╭─ Records shown

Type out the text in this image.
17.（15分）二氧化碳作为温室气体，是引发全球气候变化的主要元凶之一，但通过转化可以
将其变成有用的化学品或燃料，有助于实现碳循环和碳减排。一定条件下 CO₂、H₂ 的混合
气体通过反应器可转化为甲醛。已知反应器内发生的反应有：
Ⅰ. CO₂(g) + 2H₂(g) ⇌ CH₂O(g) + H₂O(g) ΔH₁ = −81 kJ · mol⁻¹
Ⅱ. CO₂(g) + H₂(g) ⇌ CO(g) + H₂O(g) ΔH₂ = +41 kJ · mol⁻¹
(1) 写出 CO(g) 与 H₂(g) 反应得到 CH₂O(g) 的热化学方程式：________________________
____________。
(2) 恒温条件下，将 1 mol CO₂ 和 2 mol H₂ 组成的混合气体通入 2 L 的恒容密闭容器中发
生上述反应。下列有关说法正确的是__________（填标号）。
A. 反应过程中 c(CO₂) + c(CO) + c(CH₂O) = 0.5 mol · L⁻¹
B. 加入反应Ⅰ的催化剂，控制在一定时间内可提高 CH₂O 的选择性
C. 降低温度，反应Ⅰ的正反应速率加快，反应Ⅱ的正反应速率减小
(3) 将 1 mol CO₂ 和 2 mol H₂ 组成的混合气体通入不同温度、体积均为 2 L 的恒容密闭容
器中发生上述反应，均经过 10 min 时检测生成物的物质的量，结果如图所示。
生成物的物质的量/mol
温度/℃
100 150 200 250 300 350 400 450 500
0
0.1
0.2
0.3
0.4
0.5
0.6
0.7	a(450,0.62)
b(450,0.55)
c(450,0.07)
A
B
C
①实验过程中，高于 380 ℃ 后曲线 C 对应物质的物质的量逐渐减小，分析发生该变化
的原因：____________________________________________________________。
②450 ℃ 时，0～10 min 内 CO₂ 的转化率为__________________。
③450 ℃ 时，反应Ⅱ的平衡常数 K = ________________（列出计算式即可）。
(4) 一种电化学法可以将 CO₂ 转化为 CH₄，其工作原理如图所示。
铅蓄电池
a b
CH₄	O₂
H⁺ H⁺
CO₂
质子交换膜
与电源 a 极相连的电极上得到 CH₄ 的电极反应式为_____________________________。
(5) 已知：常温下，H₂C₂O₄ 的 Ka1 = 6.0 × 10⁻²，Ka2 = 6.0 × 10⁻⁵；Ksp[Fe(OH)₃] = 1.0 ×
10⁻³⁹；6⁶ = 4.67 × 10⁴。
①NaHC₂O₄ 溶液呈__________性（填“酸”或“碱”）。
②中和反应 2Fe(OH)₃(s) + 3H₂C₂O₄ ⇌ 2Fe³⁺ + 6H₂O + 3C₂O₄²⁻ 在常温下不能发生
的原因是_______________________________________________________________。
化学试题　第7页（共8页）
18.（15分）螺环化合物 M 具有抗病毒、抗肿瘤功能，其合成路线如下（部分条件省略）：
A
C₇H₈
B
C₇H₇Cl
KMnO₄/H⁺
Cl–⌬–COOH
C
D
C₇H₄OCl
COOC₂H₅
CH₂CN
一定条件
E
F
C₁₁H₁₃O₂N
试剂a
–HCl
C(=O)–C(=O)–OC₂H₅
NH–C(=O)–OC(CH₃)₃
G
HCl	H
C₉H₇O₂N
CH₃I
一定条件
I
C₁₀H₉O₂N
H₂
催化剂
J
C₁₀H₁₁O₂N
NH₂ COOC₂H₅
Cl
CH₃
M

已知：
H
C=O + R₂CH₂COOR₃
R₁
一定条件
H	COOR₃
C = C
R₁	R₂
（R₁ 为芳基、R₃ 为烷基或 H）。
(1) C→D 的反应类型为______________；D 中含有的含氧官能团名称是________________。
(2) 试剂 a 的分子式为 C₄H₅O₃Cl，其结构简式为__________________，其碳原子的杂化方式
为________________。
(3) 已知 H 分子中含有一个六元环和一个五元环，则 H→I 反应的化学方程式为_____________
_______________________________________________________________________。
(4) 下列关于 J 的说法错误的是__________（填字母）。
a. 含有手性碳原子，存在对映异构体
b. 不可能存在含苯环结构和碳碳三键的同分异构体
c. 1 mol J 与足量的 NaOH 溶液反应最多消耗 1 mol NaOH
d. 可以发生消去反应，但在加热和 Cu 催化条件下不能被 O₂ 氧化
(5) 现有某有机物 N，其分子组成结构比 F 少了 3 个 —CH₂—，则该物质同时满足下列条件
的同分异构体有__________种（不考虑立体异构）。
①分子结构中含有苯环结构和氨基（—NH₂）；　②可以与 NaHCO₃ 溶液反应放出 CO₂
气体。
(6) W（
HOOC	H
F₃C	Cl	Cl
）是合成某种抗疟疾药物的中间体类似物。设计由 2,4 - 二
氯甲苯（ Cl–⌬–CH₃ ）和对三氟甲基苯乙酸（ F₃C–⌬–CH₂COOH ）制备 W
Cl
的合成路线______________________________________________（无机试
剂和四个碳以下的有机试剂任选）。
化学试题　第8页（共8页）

╰─

Problem to solve
All of the data must be returned exactly.

The response
Type out the text in this image.
17.（15分）二氧化碳作为温室气体，是引发全球气候变化的主要元凶之一，但通过转化可以
将其变成有用的化学品或燃料，有助于实现碳循环和碳减排。一定条件下 CO₂、H₂ 的混合
气体通过反应器可转化为甲醛。已知反应器内发生的反应有：
Ⅰ. CO₂(g) + 2H₂(g) ⇌ CH₂O(g) + H₂O(g) ΔH₁ = −81 kJ · mol⁻¹
Ⅱ. CO₂(g) + H₂(g) ⇌ CO(g) + H₂O(g) ΔH₂ = +41 kJ · mol⁻¹
(1) 写出 CO(g) 与 H₂(g) 反应得到 CH₂O(g) 的热化学方程式：________________________
____________。
(2) 恒温条件下，将 1 mol CO₂ 和 2 mol H₂ 组成的混合气体通入 2 L 的恒容密闭容器中发
生上述反应。下列有关说法正确的是__________（填标号）。
A. 反应过程中 c(CO₂) + c(CO) + c(CH₂O) = 0.5 mol · L⁻¹
B. 加入反应Ⅰ的催化剂，控制在一定时间内可提高 CH₂O 的选择性
C. 降低温度，反应Ⅰ的正反应速率加快，反应Ⅱ的正反应速率减小
(3) 将 1 mol CO₂ 和 2 mol H₂ 组成的混合气体通入不同温度、体积均为 2 L 的恒容密闭容
器中发生上述反应，均经过 10 min 时检测生成物的物质的量，结果如图所示。
生成物的物质的量/mol
温度/℃
100 150 200 250 300 350 400 450 500
0
0.1
0.2
0.3
0.4
0.5
0.6
0.7	a(450,0.62)
b(450,0.55)
c(450,0.07)
A
B
C
①实验过程中，高于 380 ℃ 后曲线 C 对应物质的物质的量逐渐减小，分析发生该变化
的原因：____________________________________________________________。
②450 ℃ 时，0～10 min 内 CO₂ 的转化率为__________________。
③450 ℃ 时，反应Ⅱ的平衡常数 K = ________________（列出计算式即可）。
(4) 一种电化学法可以将 CO₂ 转化为 CH₄，其工作原理如图所示。
铅蓄电池
a b
CH₄	O₂
H⁺ H⁺
CO₂
质子交换膜
与电源 a 极相连的电极上得到 CH₄ 的电极反应式为_____________________________。
(5) 已知：常温下，H₂C₂O₄ 的 Ka1 = 6.0 × 10⁻²，Ka2 = 6.0 × 10⁻⁵；Ksp[Fe(OH)₃] = 1.0 ×
10⁻³⁹；6⁶ = 4.67 × 10⁴。
①NaHC₂O₄ 溶液呈__________性（填“酸”或“碱”）。
②中和反应 2Fe(OH)₃(s) + 3H₂C₂O₄ ⇌ 2Fe³⁺ + 6H₂O + 3C₂O₄²⁻ 在常温下不能发生
的原因是_______________________________________________________________。
化学试题　第7页（共8页）
18.（15分）螺环化合物 M 具有抗病毒、抗肿瘤功能，其合成路线如下（部分条件省略）：
A
C₇H₈
B
C₇H₇Cl
KMnO₄/H⁺
Cl–⌬–COOH
C
D
C₇H₄OCl
COOC₂H₅
CH₂CN
一定条件
E
F
C₁₁H₁₃O₂N
试剂a
–HCl
C(=O)–C(=O)–OC₂H₅
NH–C(=O)–OC(CH₃)₃
G
HCl	H
C₉H₇O₂N
CH₃I
一定条件
I
C₁₀H₉O₂N
H₂
催化剂
J
C₁₀H₁₁O₂N
NH₂ COOC₂H₅
Cl
CH₃
M

已知：
H
C=O + R₂CH₂COOR₃
R₁
一定条件
H	COOR₃
C = C
R₁	R₂
（R₁ 为芳基、R₃ 为烷基或 H）。
(1) C→D 的反应类型为______________；D 中含有的含氧官能团名称是________________。
(2) 试剂 a 的分子式为 C₄H₅O₃Cl，其结构简式为__________________，其碳原子的杂化方式
为________________。
(3) 已知 H 分子中含有一个六元环和一个五元环，则 H→I 反应的化学方程式为_____________
_______________________________________________________________________。
(4) 下列关于 J 的说法错误的是__________（填字母）。
a. 含有手性碳原子，存在对映异构体
b. 不可能存在含苯环结构和碳碳三键的同分异构体
c. 1 mol J 与足量的 NaOH 溶液反应最多消耗 1 mol NaOH
d. 可以发生消去反应，但在加热和 Cu 催化条件下不能被 O₂ 氧化
(5) 现有某有机物 N，其分子组成结构比 F 少了 3 个 —CH₂—，则该物质同时满足下列条件
的同分异构体有__________种（不考虑立体异构）。
①分子结构中含有苯环结构和氨基（—NH₂）；　②可以与 NaHCO₃ 溶液反应放出 CO₂
气体。
(6) W（
HOOC	H
F₃C	Cl	Cl
）是合成某种抗疟疾药物的中间体类似物。设计由 2,4 - 二
氯甲苯（ Cl–⌬–CH₃ ）和对三氟甲基苯乙酸（ F₃C–⌬–CH₂COOH ）制备 W
Cl
的合成路线______________________________________________（无机试
剂和四个碳以下的有机试剂任选）。
化学试题　第8页（共8页）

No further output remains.